Written instruction: The records below are to be quoted in full; please keep every word exact.

Records shown:
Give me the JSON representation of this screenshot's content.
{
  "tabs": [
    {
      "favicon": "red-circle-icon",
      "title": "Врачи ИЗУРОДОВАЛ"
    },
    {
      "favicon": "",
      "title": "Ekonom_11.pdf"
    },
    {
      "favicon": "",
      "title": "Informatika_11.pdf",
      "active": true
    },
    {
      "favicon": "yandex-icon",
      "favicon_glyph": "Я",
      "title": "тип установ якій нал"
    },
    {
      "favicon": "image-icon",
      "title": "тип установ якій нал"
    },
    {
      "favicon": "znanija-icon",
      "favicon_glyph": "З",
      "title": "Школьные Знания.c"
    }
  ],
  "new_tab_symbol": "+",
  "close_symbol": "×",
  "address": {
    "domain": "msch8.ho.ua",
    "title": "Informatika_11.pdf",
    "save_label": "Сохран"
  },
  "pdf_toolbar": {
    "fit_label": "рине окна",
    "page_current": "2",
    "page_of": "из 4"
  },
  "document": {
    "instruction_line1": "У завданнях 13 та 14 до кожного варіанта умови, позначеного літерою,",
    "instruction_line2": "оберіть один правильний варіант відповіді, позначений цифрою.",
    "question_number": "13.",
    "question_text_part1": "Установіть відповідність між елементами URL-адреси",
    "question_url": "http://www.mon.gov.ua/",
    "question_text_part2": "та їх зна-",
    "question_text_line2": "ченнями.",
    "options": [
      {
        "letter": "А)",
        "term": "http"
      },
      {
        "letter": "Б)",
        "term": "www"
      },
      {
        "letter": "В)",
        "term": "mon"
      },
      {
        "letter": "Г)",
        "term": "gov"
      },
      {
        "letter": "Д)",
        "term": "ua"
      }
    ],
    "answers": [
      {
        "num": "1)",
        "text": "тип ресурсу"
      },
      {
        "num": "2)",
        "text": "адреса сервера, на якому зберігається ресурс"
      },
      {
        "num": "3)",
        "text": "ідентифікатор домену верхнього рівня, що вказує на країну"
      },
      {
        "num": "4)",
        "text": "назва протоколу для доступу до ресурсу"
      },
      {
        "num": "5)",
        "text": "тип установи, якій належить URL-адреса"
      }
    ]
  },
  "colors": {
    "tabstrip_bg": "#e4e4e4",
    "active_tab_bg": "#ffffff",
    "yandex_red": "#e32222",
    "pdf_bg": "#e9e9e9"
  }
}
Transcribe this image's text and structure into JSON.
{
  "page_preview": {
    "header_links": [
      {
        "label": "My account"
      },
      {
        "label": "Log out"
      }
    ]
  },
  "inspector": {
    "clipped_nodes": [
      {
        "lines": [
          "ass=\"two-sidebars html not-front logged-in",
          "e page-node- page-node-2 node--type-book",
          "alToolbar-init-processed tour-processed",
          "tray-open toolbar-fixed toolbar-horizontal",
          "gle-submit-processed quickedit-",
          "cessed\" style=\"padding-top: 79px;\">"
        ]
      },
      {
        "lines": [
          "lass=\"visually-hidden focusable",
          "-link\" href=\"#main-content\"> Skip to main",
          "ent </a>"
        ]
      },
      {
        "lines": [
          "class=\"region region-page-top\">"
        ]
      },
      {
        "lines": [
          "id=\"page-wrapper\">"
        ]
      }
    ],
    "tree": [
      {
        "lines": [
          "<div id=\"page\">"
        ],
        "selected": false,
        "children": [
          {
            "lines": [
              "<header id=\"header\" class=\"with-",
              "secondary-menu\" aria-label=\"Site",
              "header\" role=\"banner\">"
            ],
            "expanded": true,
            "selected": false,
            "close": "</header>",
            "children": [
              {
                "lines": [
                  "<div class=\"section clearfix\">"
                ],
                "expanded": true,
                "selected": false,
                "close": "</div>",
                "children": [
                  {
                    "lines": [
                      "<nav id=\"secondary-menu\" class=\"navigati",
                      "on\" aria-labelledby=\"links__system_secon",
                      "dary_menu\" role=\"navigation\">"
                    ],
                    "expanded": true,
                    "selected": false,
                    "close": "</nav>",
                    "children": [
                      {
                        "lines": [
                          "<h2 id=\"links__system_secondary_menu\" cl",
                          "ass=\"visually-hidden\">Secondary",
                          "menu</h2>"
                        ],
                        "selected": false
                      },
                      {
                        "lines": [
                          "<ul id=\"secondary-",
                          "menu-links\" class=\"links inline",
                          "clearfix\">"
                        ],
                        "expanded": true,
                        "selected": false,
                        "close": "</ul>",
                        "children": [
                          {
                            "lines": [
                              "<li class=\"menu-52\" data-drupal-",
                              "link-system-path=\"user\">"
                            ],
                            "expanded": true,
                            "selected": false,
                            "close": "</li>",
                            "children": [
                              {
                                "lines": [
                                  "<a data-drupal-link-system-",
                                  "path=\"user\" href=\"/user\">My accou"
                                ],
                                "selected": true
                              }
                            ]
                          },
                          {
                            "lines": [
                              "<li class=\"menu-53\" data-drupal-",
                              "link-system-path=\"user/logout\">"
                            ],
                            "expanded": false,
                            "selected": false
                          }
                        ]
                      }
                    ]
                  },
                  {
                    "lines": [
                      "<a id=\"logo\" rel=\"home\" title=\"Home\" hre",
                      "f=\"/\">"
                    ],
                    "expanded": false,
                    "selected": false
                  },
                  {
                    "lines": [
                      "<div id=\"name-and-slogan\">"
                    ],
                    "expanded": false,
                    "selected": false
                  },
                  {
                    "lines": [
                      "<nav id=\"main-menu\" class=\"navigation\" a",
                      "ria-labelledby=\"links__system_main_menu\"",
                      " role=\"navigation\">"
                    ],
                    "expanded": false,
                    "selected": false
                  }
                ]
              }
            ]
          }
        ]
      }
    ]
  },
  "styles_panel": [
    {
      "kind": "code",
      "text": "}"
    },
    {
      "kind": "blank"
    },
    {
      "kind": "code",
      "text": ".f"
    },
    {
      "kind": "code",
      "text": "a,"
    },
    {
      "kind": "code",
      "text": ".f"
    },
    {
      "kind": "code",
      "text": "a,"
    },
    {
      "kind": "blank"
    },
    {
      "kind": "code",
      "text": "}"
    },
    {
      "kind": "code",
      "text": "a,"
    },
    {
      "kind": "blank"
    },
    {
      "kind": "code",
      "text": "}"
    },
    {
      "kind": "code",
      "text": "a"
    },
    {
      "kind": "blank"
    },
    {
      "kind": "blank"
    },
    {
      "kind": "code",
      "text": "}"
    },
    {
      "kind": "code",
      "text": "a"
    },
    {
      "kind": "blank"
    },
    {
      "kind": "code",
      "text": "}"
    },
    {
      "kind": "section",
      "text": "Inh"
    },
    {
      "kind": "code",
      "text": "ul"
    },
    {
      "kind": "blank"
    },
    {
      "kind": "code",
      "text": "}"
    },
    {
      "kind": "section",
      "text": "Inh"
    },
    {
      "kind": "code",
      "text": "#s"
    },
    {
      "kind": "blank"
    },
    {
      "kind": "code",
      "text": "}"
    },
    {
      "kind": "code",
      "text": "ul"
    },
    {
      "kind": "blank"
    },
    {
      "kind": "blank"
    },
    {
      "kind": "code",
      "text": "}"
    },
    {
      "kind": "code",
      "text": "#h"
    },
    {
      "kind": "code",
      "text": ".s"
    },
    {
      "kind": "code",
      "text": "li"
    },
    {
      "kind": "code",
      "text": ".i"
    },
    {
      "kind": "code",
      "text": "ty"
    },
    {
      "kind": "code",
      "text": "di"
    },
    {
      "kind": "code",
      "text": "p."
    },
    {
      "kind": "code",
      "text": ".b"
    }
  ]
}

Response:
Give me the JSON representation of this screenshot's content.
{
  "tabs": [
    {
      "favicon": "red-circle-icon",
      "title": "Врачи ИЗУРОДОВАЛ"
    },
    {
      "favicon": "",
      "title": "Ekonom_11.pdf"
    },
    {
      "favicon": "",
      "title": "Informatika_11.pdf",
      "active": true
    },
    {
      "favicon": "yandex-icon",
      "favicon_glyph": "Я",
      "title": "тип установ якій нал"
    },
    {
      "favicon": "image-icon",
      "title": "тип установ якій нал"
    },
    {
      "favicon": "znanija-icon",
      "favicon_glyph": "З",
      "title": "Школьные Знания.c"
    }
  ],
  "new_tab_symbol": "+",
  "close_symbol": "×",
  "address": {
    "domain": "msch8.ho.ua",
    "title": "Informatika_11.pdf",
    "save_label": "Сохран"
  },
  "pdf_toolbar": {
    "fit_label": "рине окна",
    "page_current": "2",
    "page_of": "из 4"
  },
  "document": {
    "instruction_line1": "У завданнях 13 та 14 до кожного варіанта умови, позначеного літерою,",
    "instruction_line2": "оберіть один правильний варіант відповіді, позначений цифрою.",
    "question_number": "13.",
    "question_text_part1": "Установіть відповідність між елементами URL-адреси",
    "question_url": "http://www.mon.gov.ua/",
    "question_text_part2": "та їх зна-",
    "question_text_line2": "ченнями.",
    "options": [
      {
        "letter": "А)",
        "term": "http"
      },
      {
        "letter": "Б)",
        "term": "www"
      },
      {
        "letter": "В)",
        "term": "mon"
      },
      {
        "letter": "Г)",
        "term": "gov"
      },
      {
        "letter": "Д)",
        "term": "ua"
      }
    ],
    "answers": [
      {
        "num": "1)",
        "text": "тип ресурсу"
      },
      {
        "num": "2)",
        "text": "адреса сервера, на якому зберігається ресурс"
      },
      {
        "num": "3)",
        "text": "ідентифікатор домену верхнього рівня, що вказує на країну"
      },
      {
        "num": "4)",
        "text": "назва протоколу для доступу до ресурсу"
      },
      {
        "num": "5)",
        "text": "тип установи, якій належить URL-адреса"
      }
    ]
  },
  "colors": {
    "tabstrip_bg": "#e4e4e4",
    "active_tab_bg": "#ffffff",
    "yandex_red": "#e32222",
    "pdf_bg": "#e9e9e9"
  }
}
Transcribe this image's text and structure into JSON.
{
  "page_preview": {
    "header_links": [
      {
        "label": "My account"
      },
      {
        "label": "Log out"
      }
    ]
  },
  "inspector": {
    "clipped_nodes": [
      {
        "lines": [
          "ass=\"two-sidebars html not-front logged-in",
          "e page-node- page-node-2 node--type-book",
          "alToolbar-init-processed tour-processed",
          "tray-open toolbar-fixed toolbar-horizontal",
          "gle-submit-processed quickedit-",
          "cessed\" style=\"padding-top: 79px;\">"
        ]
      },
      {
        "lines": [
          "lass=\"visually-hidden focusable",
          "-link\" href=\"#main-content\"> Skip to main",
          "ent </a>"
        ]
      },
      {
        "lines": [
          "class=\"region region-page-top\">"
        ]
      },
      {
        "lines": [
          "id=\"page-wrapper\">"
        ]
      }
    ],
    "tree": [
      {
        "lines": [
          "<div id=\"page\">"
        ],
        "selected": false,
        "children": [
          {
            "lines": [
              "<header id=\"header\" class=\"with-",
              "secondary-menu\" aria-label=\"Site",
              "header\" role=\"banner\">"
            ],
            "expanded": true,
            "selected": false,
            "close": "</header>",
            "children": [
              {
                "lines": [
                  "<div class=\"section clearfix\">"
                ],
                "expanded": true,
                "selected": false,
                "close": "</div>",
                "children": [
                  {
                    "lines": [
                      "<nav id=\"secondary-menu\" class=\"navigati",
                      "on\" aria-labelledby=\"links__system_secon",
                      "dary_menu\" role=\"navigation\">"
                    ],
                    "expanded": true,
                    "selected": false,
                    "close": "</nav>",
                    "children": [
                      {
                        "lines": [
                          "<h2 id=\"links__system_secondary_menu\" cl",
                          "ass=\"visually-hidden\">Secondary",
                          "menu</h2>"
                        ],
                        "selected": false
                      },
                      {
                        "lines": [
                          "<ul id=\"secondary-",
                          "menu-links\" class=\"links inline",
                          "clearfix\">"
                        ],
                        "expanded": true,
                        "selected": false,
                        "close": "</ul>",
                        "children": [
                          {
                            "lines": [
                              "<li class=\"menu-52\" data-drupal-",
                              "link-system-path=\"user\">"
                            ],
                            "expanded": true,
                            "selected": false,
                            "close": "</li>",
                            "children": [
                              {
                                "lines": [
                                  "<a data-drupal-link-system-",
                                  "path=\"user\" href=\"/user\">My accou"
                                ],
                                "selected": true
                              }
                            ]
                          },
                          {
                            "lines": [
                              "<li class=\"menu-53\" data-drupal-",
                              "link-system-path=\"user/logout\">"
                            ],
                            "expanded": false,
                            "selected": false
                          }
                        ]
                      }
                    ]
                  },
                  {
                    "lines": [
                      "<a id=\"logo\" rel=\"home\" title=\"Home\" hre",
                      "f=\"/\">"
                    ],
                    "expanded": false,
                    "selected": false
                  },
                  {
                    "lines": [
                      "<div id=\"name-and-slogan\">"
                    ],
                    "expanded": false,
                    "selected": false
                  },
                  {
                    "lines": [
                      "<nav id=\"main-menu\" class=\"navigation\" a",
                      "ria-labelledby=\"links__system_main_menu\"",
                      " role=\"navigation\">"
                    ],
                    "expanded": false,
                    "selected": false
                  }
                ]
              }
            ]
          }
        ]
      }
    ]
  },
  "styles_panel": [
    {
      "kind": "code",
      "text": "}"
    },
    {
      "kind": "blank"
    },
    {
      "kind": "code",
      "text": ".f"
    },
    {
      "kind": "code",
      "text": "a,"
    },
    {
      "kind": "code",
      "text": ".f"
    },
    {
      "kind": "code",
      "text": "a,"
    },
    {
      "kind": "blank"
    },
    {
      "kind": "code",
      "text": "}"
    },
    {
      "kind": "code",
      "text": "a,"
    },
    {
      "kind": "blank"
    },
    {
      "kind": "code",
      "text": "}"
    },
    {
      "kind": "code",
      "text": "a"
    },
    {
      "kind": "blank"
    },
    {
      "kind": "blank"
    },
    {
      "kind": "code",
      "text": "}"
    },
    {
      "kind": "code",
      "text": "a"
    },
    {
      "kind": "blank"
    },
    {
      "kind": "code",
      "text": "}"
    },
    {
      "kind": "section",
      "text": "Inh"
    },
    {
      "kind": "code",
      "text": "ul"
    },
    {
      "kind": "blank"
    },
    {
      "kind": "code",
      "text": "}"
    },
    {
      "kind": "section",
      "text": "Inh"
    },
    {
      "kind": "code",
      "text": "#s"
    },
    {
      "kind": "blank"
    },
    {
      "kind": "code",
      "text": "}"
    },
    {
      "kind": "code",
      "text": "ul"
    },
    {
      "kind": "blank"
    },
    {
      "kind": "blank"
    },
    {
      "kind": "code",
      "text": "}"
    },
    {
      "kind": "code",
      "text": "#h"
    },
    {
      "kind": "code",
      "text": ".s"
    },
    {
      "kind": "code",
      "text": "li"
    },
    {
      "kind": "code",
      "text": ".i"
    },
    {
      "kind": "code",
      "text": "ty"
    },
    {
      "kind": "code",
      "text": "di"
    },
    {
      "kind": "code",
      "text": "p."
    },
    {
      "kind": "code",
      "text": ".b"
    }
  ]
}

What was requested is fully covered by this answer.